[WHAT THE TASK REQUIRES] Write out the full listing exactly as given, minus the images.

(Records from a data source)
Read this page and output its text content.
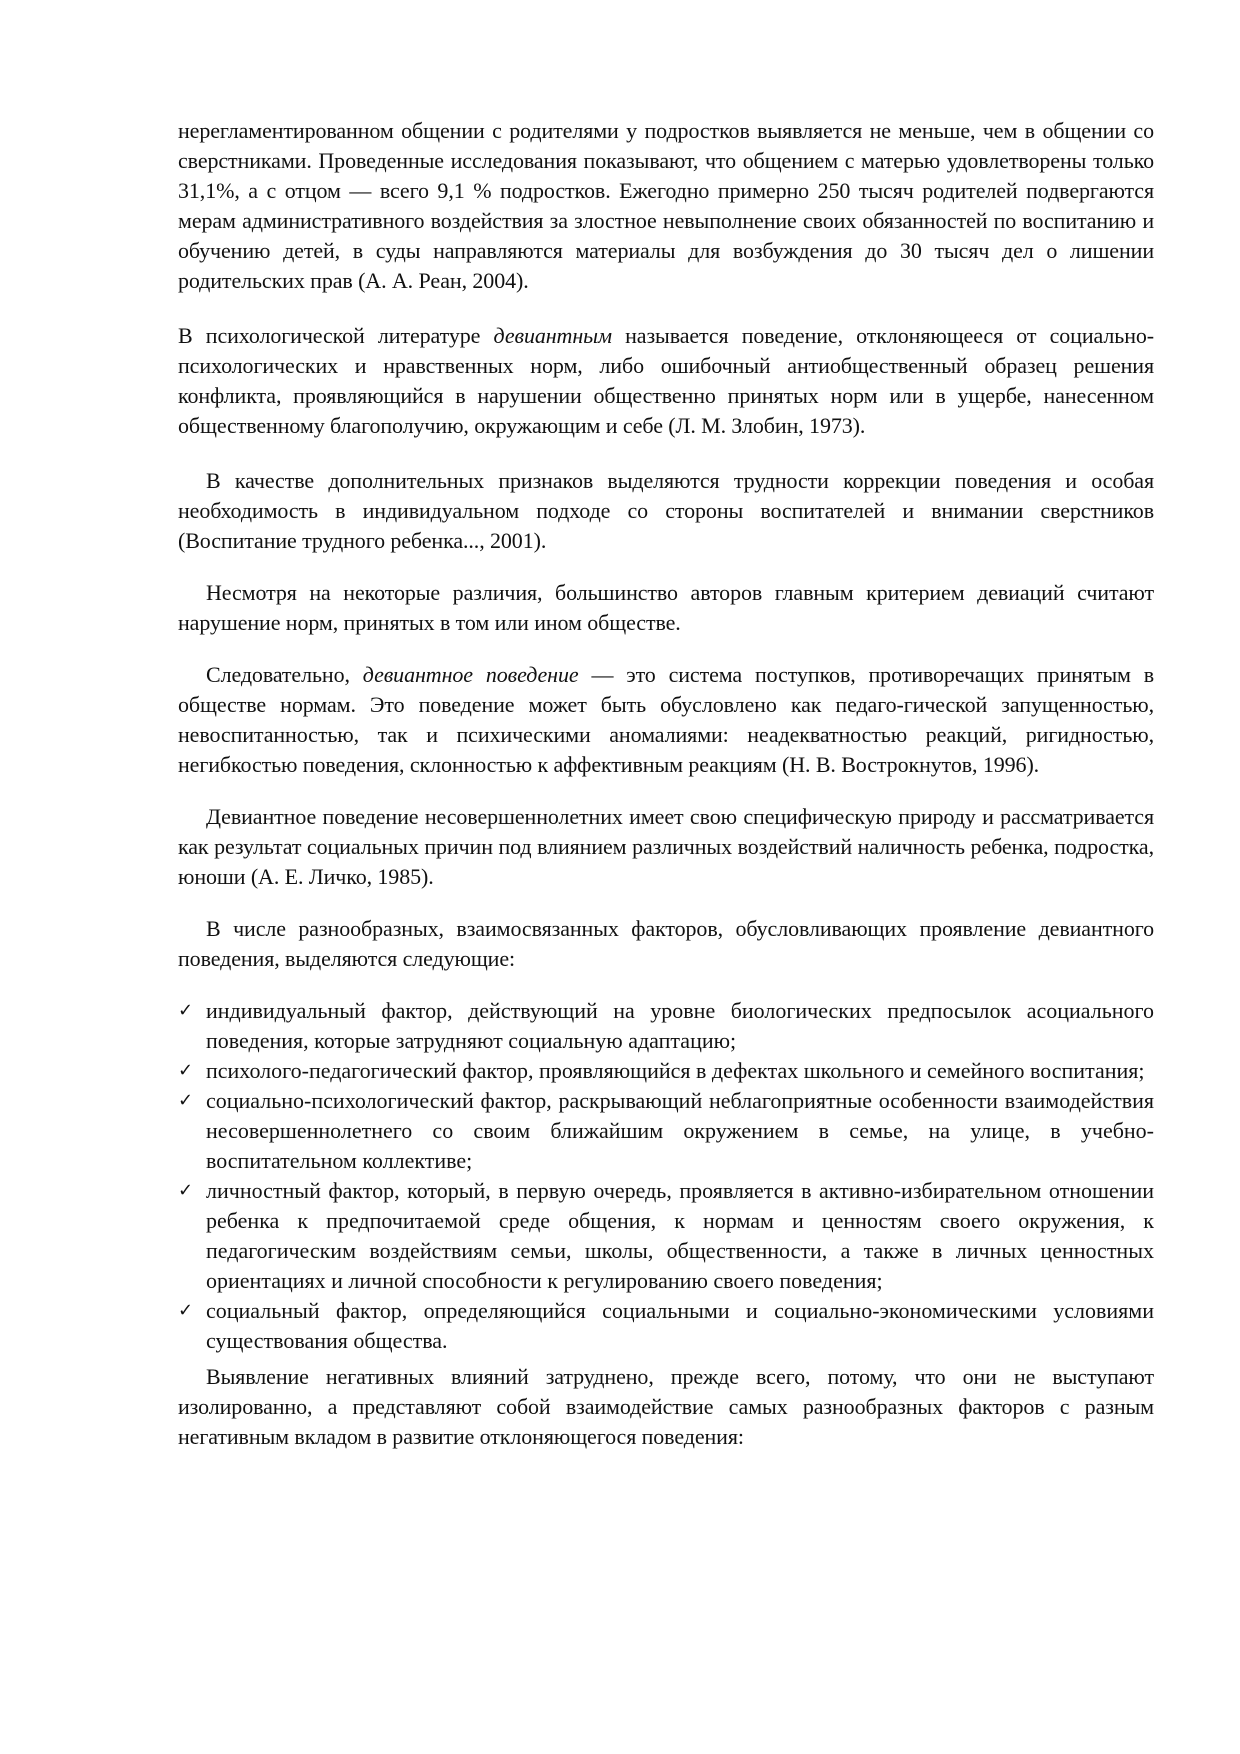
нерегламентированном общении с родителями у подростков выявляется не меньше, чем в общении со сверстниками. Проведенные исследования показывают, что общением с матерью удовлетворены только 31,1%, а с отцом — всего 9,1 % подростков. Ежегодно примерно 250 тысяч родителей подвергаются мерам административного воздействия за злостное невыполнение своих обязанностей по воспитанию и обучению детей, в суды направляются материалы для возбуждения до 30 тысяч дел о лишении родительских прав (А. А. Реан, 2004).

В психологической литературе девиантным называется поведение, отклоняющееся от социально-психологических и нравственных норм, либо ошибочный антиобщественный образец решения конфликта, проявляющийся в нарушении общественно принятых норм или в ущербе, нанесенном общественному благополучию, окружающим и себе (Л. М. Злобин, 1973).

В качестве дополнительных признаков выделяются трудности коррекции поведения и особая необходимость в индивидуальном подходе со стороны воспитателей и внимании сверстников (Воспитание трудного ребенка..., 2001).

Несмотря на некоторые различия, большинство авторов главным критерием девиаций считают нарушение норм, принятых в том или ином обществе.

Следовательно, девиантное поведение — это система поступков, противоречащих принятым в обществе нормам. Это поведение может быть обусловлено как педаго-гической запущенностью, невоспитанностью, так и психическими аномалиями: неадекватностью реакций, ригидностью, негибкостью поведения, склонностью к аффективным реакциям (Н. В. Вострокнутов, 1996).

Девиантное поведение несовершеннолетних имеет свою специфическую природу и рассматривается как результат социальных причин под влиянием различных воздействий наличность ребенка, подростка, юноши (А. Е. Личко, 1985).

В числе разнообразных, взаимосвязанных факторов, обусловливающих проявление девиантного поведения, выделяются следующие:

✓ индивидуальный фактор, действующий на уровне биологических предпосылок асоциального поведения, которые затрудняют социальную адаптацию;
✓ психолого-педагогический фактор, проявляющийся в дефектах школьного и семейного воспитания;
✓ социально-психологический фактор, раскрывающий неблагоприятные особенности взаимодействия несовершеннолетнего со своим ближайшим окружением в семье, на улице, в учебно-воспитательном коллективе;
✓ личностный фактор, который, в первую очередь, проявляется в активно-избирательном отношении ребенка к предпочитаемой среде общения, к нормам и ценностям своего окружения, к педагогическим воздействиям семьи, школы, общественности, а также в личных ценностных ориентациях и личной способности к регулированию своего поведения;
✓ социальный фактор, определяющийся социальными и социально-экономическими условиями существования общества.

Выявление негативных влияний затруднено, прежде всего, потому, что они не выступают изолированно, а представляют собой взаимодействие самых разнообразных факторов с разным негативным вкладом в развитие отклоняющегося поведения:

[EXERCISE ANSWER]
Read this page and output its text content.
нерегламентированном общении с родителями у подростков выявляется не меньше, чем в общении со сверстниками. Проведенные исследования показывают, что общением с матерью удовлетворены только 31,1%, а с отцом — всего 9,1 % подростков. Ежегодно примерно 250 тысяч родителей подвергаются мерам административного воздействия за злостное невыполнение своих обязанностей по воспитанию и обучению детей, в суды направляются материалы для возбуждения до 30 тысяч дел о лишении родительских прав (А. А. Реан, 2004).

В психологической литературе девиантным называется поведение, отклоняющееся от социально-психологических и нравственных норм, либо ошибочный антиобщественный образец решения конфликта, проявляющийся в нарушении общественно принятых норм или в ущербе, нанесенном общественному благополучию, окружающим и себе (Л. М. Злобин, 1973).

В качестве дополнительных признаков выделяются трудности коррекции поведения и особая необходимость в индивидуальном подходе со стороны воспитателей и внимании сверстников (Воспитание трудного ребенка..., 2001).

Несмотря на некоторые различия, большинство авторов главным критерием девиаций считают нарушение норм, принятых в том или ином обществе.

Следовательно, девиантное поведение — это система поступков, противоречащих принятым в обществе нормам. Это поведение может быть обусловлено как педаго-гической запущенностью, невоспитанностью, так и психическими аномалиями: неадекватностью реакций, ригидностью, негибкостью поведения, склонностью к аффективным реакциям (Н. В. Вострокнутов, 1996).

Девиантное поведение несовершеннолетних имеет свою специфическую природу и рассматривается как результат социальных причин под влиянием различных воздействий наличность ребенка, подростка, юноши (А. Е. Личко, 1985).

В числе разнообразных, взаимосвязанных факторов, обусловливающих проявление девиантного поведения, выделяются следующие:

✓ индивидуальный фактор, действующий на уровне биологических предпосылок асоциального поведения, которые затрудняют социальную адаптацию;
✓ психолого-педагогический фактор, проявляющийся в дефектах школьного и семейного воспитания;
✓ социально-психологический фактор, раскрывающий неблагоприятные особенности взаимодействия несовершеннолетнего со своим ближайшим окружением в семье, на улице, в учебно-воспитательном коллективе;
✓ личностный фактор, который, в первую очередь, проявляется в активно-избирательном отношении ребенка к предпочитаемой среде общения, к нормам и ценностям своего окружения, к педагогическим воздействиям семьи, школы, общественности, а также в личных ценностных ориентациях и личной способности к регулированию своего поведения;
✓ социальный фактор, определяющийся социальными и социально-экономическими условиями существования общества.

Выявление негативных влияний затруднено, прежде всего, потому, что они не выступают изолированно, а представляют собой взаимодействие самых разнообразных факторов с разным негативным вкладом в развитие отклоняющегося поведения:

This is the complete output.